Figure content listings
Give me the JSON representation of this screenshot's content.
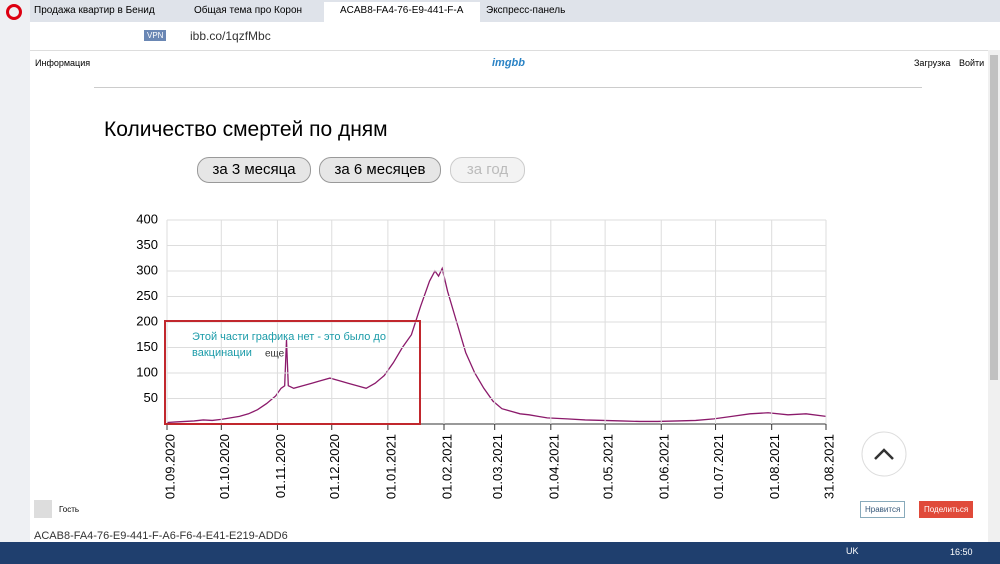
{
  "tabs": [
    "Продажа квартир в Бенид",
    "Общая тема про Корон",
    "ACAB8-FA4-76-E9-441-F-A",
    "Экспресс-панель"
  ],
  "address": {
    "badge": "VPN",
    "url": "ibb.co/1qzfMbc"
  },
  "header": {
    "menu": "Информация",
    "logo": "imgbb",
    "upload": "Загрузка",
    "login": "Войти"
  },
  "chart_data": {
    "type": "line",
    "title": "Количество смертей по дням",
    "buttons": [
      "за 3 месяца",
      "за 6 месяцев",
      "за год"
    ],
    "annotations": [
      "Этой части графика нет - это было до",
      "вакцинации",
      "еще"
    ],
    "xlim": [
      "01.09.2020",
      "31.08.2021"
    ],
    "xticks": [
      "01.09.2020",
      "01.10.2020",
      "01.11.2020",
      "01.12.2020",
      "01.01.2021",
      "01.02.2021",
      "01.03.2021",
      "01.04.2021",
      "01.05.2021",
      "01.06.2021",
      "01.07.2021",
      "01.08.2021",
      "31.08.2021"
    ],
    "ylim": [
      0,
      400
    ],
    "yticks": [
      50,
      100,
      150,
      200,
      250,
      300,
      350,
      400
    ],
    "grid": true,
    "series": [
      {
        "color": "#8b1a6b",
        "x": [
          "01.09.2020",
          "06.09.2020",
          "11.09.2020",
          "16.09.2020",
          "21.09.2020",
          "26.09.2020",
          "01.10.2020",
          "06.10.2020",
          "11.10.2020",
          "16.10.2020",
          "21.10.2020",
          "26.10.2020",
          "31.10.2020",
          "03.11.2020",
          "05.11.2020",
          "06.11.2020",
          "07.11.2020",
          "10.11.2020",
          "15.11.2020",
          "20.11.2020",
          "25.11.2020",
          "30.11.2020",
          "05.12.2020",
          "10.12.2020",
          "15.12.2020",
          "20.12.2020",
          "25.12.2020",
          "30.12.2020",
          "04.01.2021",
          "09.01.2021",
          "14.01.2021",
          "19.01.2021",
          "24.01.2021",
          "27.01.2021",
          "29.01.2021",
          "31.01.2021",
          "03.02.2021",
          "08.02.2021",
          "13.02.2021",
          "18.02.2021",
          "23.02.2021",
          "28.02.2021",
          "05.03.2021",
          "10.03.2021",
          "15.03.2021",
          "20.03.2021",
          "25.03.2021",
          "30.03.2021",
          "10.04.2021",
          "20.04.2021",
          "30.04.2021",
          "10.05.2021",
          "20.05.2021",
          "30.05.2021",
          "10.06.2021",
          "20.06.2021",
          "30.06.2021",
          "10.07.2021",
          "20.07.2021",
          "30.07.2021",
          "10.08.2021",
          "20.08.2021",
          "31.08.2021"
        ],
        "values": [
          3,
          4,
          5,
          6,
          8,
          7,
          9,
          12,
          15,
          20,
          28,
          40,
          55,
          70,
          75,
          165,
          75,
          70,
          75,
          80,
          85,
          90,
          85,
          80,
          75,
          70,
          80,
          95,
          120,
          150,
          175,
          230,
          280,
          300,
          290,
          305,
          260,
          200,
          140,
          100,
          70,
          45,
          30,
          25,
          20,
          18,
          15,
          12,
          10,
          8,
          7,
          6,
          5,
          5,
          6,
          7,
          10,
          15,
          20,
          22,
          18,
          20,
          15
        ]
      }
    ]
  },
  "footer": {
    "user": "Гость",
    "like": "Нравится",
    "share": "Поделиться",
    "filename": "ACAB8-FA4-76-E9-441-F-A6-F6-4-E41-E219-ADD6"
  },
  "taskbar": {
    "lang": "UK",
    "time": "16:50"
  }
}
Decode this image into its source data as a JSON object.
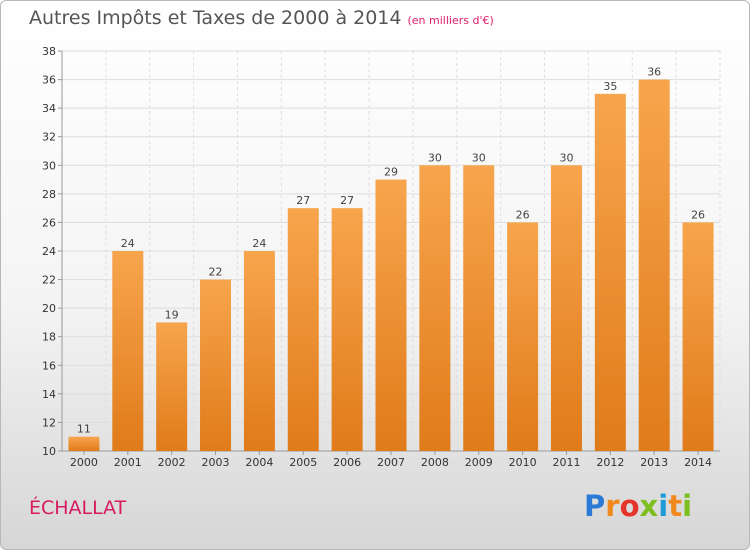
{
  "chart_data": {
    "type": "bar",
    "title": "Autres Impôts et Taxes de 2000 à 2014",
    "subtitle": "(en milliers d'€)",
    "categories": [
      "2000",
      "2001",
      "2002",
      "2003",
      "2004",
      "2005",
      "2006",
      "2007",
      "2008",
      "2009",
      "2010",
      "2011",
      "2012",
      "2013",
      "2014"
    ],
    "values": [
      11,
      24,
      19,
      22,
      24,
      27,
      27,
      29,
      30,
      30,
      26,
      30,
      35,
      36,
      26
    ],
    "ylim": [
      10,
      38
    ],
    "yticks": [
      10,
      12,
      14,
      16,
      18,
      20,
      22,
      24,
      26,
      28,
      30,
      32,
      34,
      36,
      38
    ],
    "grid": true,
    "bar_color_top": "#f7a54d",
    "bar_color_bottom": "#e07b1a"
  },
  "commune": "ÉCHALLAT",
  "logo": {
    "letters": [
      "P",
      "r",
      "o",
      "x",
      "i",
      "t",
      "i"
    ],
    "colors": [
      "#2b7bd6",
      "#f08a1e",
      "#e5342a",
      "#7cbf1e",
      "#1e9bd6",
      "#f08a1e",
      "#7cbf1e"
    ]
  }
}
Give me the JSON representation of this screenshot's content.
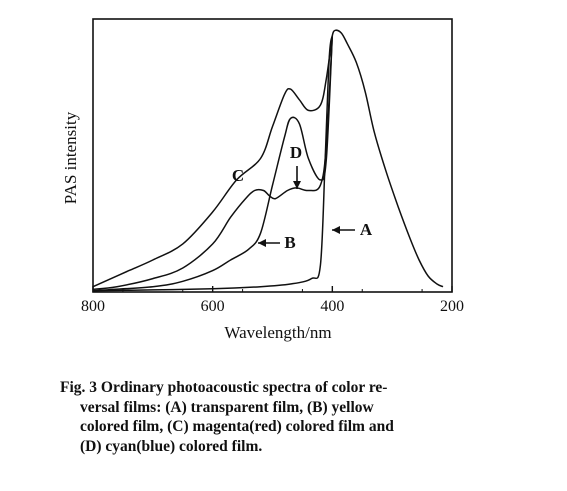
{
  "chart_data": {
    "type": "line",
    "xlabel": "Wavelength/nm",
    "ylabel": "PAS intensity",
    "xlim": [
      800,
      200
    ],
    "ylim": [
      0,
      100
    ],
    "x_ticks": [
      "800",
      "600",
      "400",
      "200"
    ],
    "y_ticks_shown": false,
    "grid": false,
    "series": [
      {
        "name": "A",
        "x": [
          800,
          700,
          600,
          520,
          470,
          435,
          420,
          412,
          405,
          400,
          395,
          385,
          375,
          360,
          345,
          330,
          310,
          290,
          270,
          255,
          240,
          225,
          215
        ],
        "y": [
          0.5,
          0.8,
          1.2,
          2,
          3,
          5,
          10,
          50,
          88,
          96,
          98,
          97,
          93,
          86,
          75,
          60,
          45,
          32,
          20,
          12,
          6,
          3,
          2
        ]
      },
      {
        "name": "B",
        "x": [
          800,
          760,
          700,
          650,
          600,
          570,
          545,
          530,
          515,
          505,
          495,
          475,
          460,
          440,
          420,
          410,
          400
        ],
        "y": [
          1,
          2,
          5,
          9,
          18,
          28,
          35,
          38,
          38,
          36,
          35,
          38,
          39,
          38,
          40,
          55,
          96
        ]
      },
      {
        "name": "C",
        "x": [
          800,
          780,
          740,
          700,
          650,
          600,
          560,
          520,
          500,
          480,
          470,
          455,
          440,
          420,
          410,
          400
        ],
        "y": [
          2,
          4,
          8,
          12,
          18,
          30,
          42,
          50,
          62,
          74,
          76,
          72,
          68,
          70,
          80,
          96
        ]
      },
      {
        "name": "D",
        "x": [
          800,
          700,
          650,
          600,
          570,
          540,
          520,
          500,
          480,
          470,
          455,
          440,
          420,
          410,
          400
        ],
        "y": [
          0.5,
          2,
          4,
          8,
          12,
          16,
          22,
          40,
          58,
          65,
          63,
          50,
          42,
          50,
          96
        ]
      }
    ],
    "annotations": [
      {
        "label": "A",
        "arrow": "left"
      },
      {
        "label": "B",
        "arrow": "left"
      },
      {
        "label": "C",
        "arrow": "none"
      },
      {
        "label": "D",
        "arrow": "down"
      }
    ]
  },
  "caption": {
    "lines": [
      "Fig. 3  Ordinary  photoacoustic spectra of color re-",
      "versal films:  (A) transparent film,  (B) yellow",
      "colored film,  (C) magenta(red) colored film and",
      "(D) cyan(blue) colored film."
    ]
  }
}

_Problem_.
Exclude the pictures, and transcribe all of the material exactly.

_Complete response_.
Give me the JSON representation of this screenshot's content.
{
  "tabs": [
    "Продажа квартир в Бенид",
    "Общая тема про Корон",
    "ACAB8-FA4-76-E9-441-F-A",
    "Экспресс-панель"
  ],
  "address": {
    "badge": "VPN",
    "url": "ibb.co/1qzfMbc"
  },
  "header": {
    "menu": "Информация",
    "logo": "imgbb",
    "upload": "Загрузка",
    "login": "Войти"
  },
  "chart_data": {
    "type": "line",
    "title": "Количество смертей по дням",
    "buttons": [
      "за 3 месяца",
      "за 6 месяцев",
      "за год"
    ],
    "annotations": [
      "Этой части графика нет - это было до",
      "вакцинации",
      "еще"
    ],
    "xlim": [
      "01.09.2020",
      "31.08.2021"
    ],
    "xticks": [
      "01.09.2020",
      "01.10.2020",
      "01.11.2020",
      "01.12.2020",
      "01.01.2021",
      "01.02.2021",
      "01.03.2021",
      "01.04.2021",
      "01.05.2021",
      "01.06.2021",
      "01.07.2021",
      "01.08.2021",
      "31.08.2021"
    ],
    "ylim": [
      0,
      400
    ],
    "yticks": [
      50,
      100,
      150,
      200,
      250,
      300,
      350,
      400
    ],
    "grid": true,
    "series": [
      {
        "color": "#8b1a6b",
        "x": [
          "01.09.2020",
          "06.09.2020",
          "11.09.2020",
          "16.09.2020",
          "21.09.2020",
          "26.09.2020",
          "01.10.2020",
          "06.10.2020",
          "11.10.2020",
          "16.10.2020",
          "21.10.2020",
          "26.10.2020",
          "31.10.2020",
          "03.11.2020",
          "05.11.2020",
          "06.11.2020",
          "07.11.2020",
          "10.11.2020",
          "15.11.2020",
          "20.11.2020",
          "25.11.2020",
          "30.11.2020",
          "05.12.2020",
          "10.12.2020",
          "15.12.2020",
          "20.12.2020",
          "25.12.2020",
          "30.12.2020",
          "04.01.2021",
          "09.01.2021",
          "14.01.2021",
          "19.01.2021",
          "24.01.2021",
          "27.01.2021",
          "29.01.2021",
          "31.01.2021",
          "03.02.2021",
          "08.02.2021",
          "13.02.2021",
          "18.02.2021",
          "23.02.2021",
          "28.02.2021",
          "05.03.2021",
          "10.03.2021",
          "15.03.2021",
          "20.03.2021",
          "25.03.2021",
          "30.03.2021",
          "10.04.2021",
          "20.04.2021",
          "30.04.2021",
          "10.05.2021",
          "20.05.2021",
          "30.05.2021",
          "10.06.2021",
          "20.06.2021",
          "30.06.2021",
          "10.07.2021",
          "20.07.2021",
          "30.07.2021",
          "10.08.2021",
          "20.08.2021",
          "31.08.2021"
        ],
        "values": [
          3,
          4,
          5,
          6,
          8,
          7,
          9,
          12,
          15,
          20,
          28,
          40,
          55,
          70,
          75,
          165,
          75,
          70,
          75,
          80,
          85,
          90,
          85,
          80,
          75,
          70,
          80,
          95,
          120,
          150,
          175,
          230,
          280,
          300,
          290,
          305,
          260,
          200,
          140,
          100,
          70,
          45,
          30,
          25,
          20,
          18,
          15,
          12,
          10,
          8,
          7,
          6,
          5,
          5,
          6,
          7,
          10,
          15,
          20,
          22,
          18,
          20,
          15
        ]
      }
    ]
  },
  "footer": {
    "user": "Гость",
    "like": "Нравится",
    "share": "Поделиться",
    "filename": "ACAB8-FA4-76-E9-441-F-A6-F6-4-E41-E219-ADD6"
  },
  "taskbar": {
    "lang": "UK",
    "time": "16:50"
  }
}
Decode this image into its source data as a JSON object.
{
  "chart_data": {
    "type": "bar",
    "title": "Autres Impôts et Taxes de 2000 à 2014",
    "subtitle": "(en milliers d'€)",
    "categories": [
      "2000",
      "2001",
      "2002",
      "2003",
      "2004",
      "2005",
      "2006",
      "2007",
      "2008",
      "2009",
      "2010",
      "2011",
      "2012",
      "2013",
      "2014"
    ],
    "values": [
      11,
      24,
      19,
      22,
      24,
      27,
      27,
      29,
      30,
      30,
      26,
      30,
      35,
      36,
      26
    ],
    "ylim": [
      10,
      38
    ],
    "yticks": [
      10,
      12,
      14,
      16,
      18,
      20,
      22,
      24,
      26,
      28,
      30,
      32,
      34,
      36,
      38
    ],
    "grid": true,
    "bar_color_top": "#f7a54d",
    "bar_color_bottom": "#e07b1a"
  },
  "commune": "ÉCHALLAT",
  "logo": {
    "letters": [
      "P",
      "r",
      "o",
      "x",
      "i",
      "t",
      "i"
    ],
    "colors": [
      "#2b7bd6",
      "#f08a1e",
      "#e5342a",
      "#7cbf1e",
      "#1e9bd6",
      "#f08a1e",
      "#7cbf1e"
    ]
  }
}
Give me the JSON representation of this screenshot's content.
{
  "chart_data": {
    "type": "line",
    "xlabel": "Wavelength/nm",
    "ylabel": "PAS intensity",
    "xlim": [
      800,
      200
    ],
    "ylim": [
      0,
      100
    ],
    "x_ticks": [
      "800",
      "600",
      "400",
      "200"
    ],
    "y_ticks_shown": false,
    "grid": false,
    "series": [
      {
        "name": "A",
        "x": [
          800,
          700,
          600,
          520,
          470,
          435,
          420,
          412,
          405,
          400,
          395,
          385,
          375,
          360,
          345,
          330,
          310,
          290,
          270,
          255,
          240,
          225,
          215
        ],
        "y": [
          0.5,
          0.8,
          1.2,
          2,
          3,
          5,
          10,
          50,
          88,
          96,
          98,
          97,
          93,
          86,
          75,
          60,
          45,
          32,
          20,
          12,
          6,
          3,
          2
        ]
      },
      {
        "name": "B",
        "x": [
          800,
          760,
          700,
          650,
          600,
          570,
          545,
          530,
          515,
          505,
          495,
          475,
          460,
          440,
          420,
          410,
          400
        ],
        "y": [
          1,
          2,
          5,
          9,
          18,
          28,
          35,
          38,
          38,
          36,
          35,
          38,
          39,
          38,
          40,
          55,
          96
        ]
      },
      {
        "name": "C",
        "x": [
          800,
          780,
          740,
          700,
          650,
          600,
          560,
          520,
          500,
          480,
          470,
          455,
          440,
          420,
          410,
          400
        ],
        "y": [
          2,
          4,
          8,
          12,
          18,
          30,
          42,
          50,
          62,
          74,
          76,
          72,
          68,
          70,
          80,
          96
        ]
      },
      {
        "name": "D",
        "x": [
          800,
          700,
          650,
          600,
          570,
          540,
          520,
          500,
          480,
          470,
          455,
          440,
          420,
          410,
          400
        ],
        "y": [
          0.5,
          2,
          4,
          8,
          12,
          16,
          22,
          40,
          58,
          65,
          63,
          50,
          42,
          50,
          96
        ]
      }
    ],
    "annotations": [
      {
        "label": "A",
        "arrow": "left"
      },
      {
        "label": "B",
        "arrow": "left"
      },
      {
        "label": "C",
        "arrow": "none"
      },
      {
        "label": "D",
        "arrow": "down"
      }
    ]
  },
  "caption": {
    "lines": [
      "Fig. 3  Ordinary  photoacoustic spectra of color re-",
      "versal films:  (A) transparent film,  (B) yellow",
      "colored film,  (C) magenta(red) colored film and",
      "(D) cyan(blue) colored film."
    ]
  }
}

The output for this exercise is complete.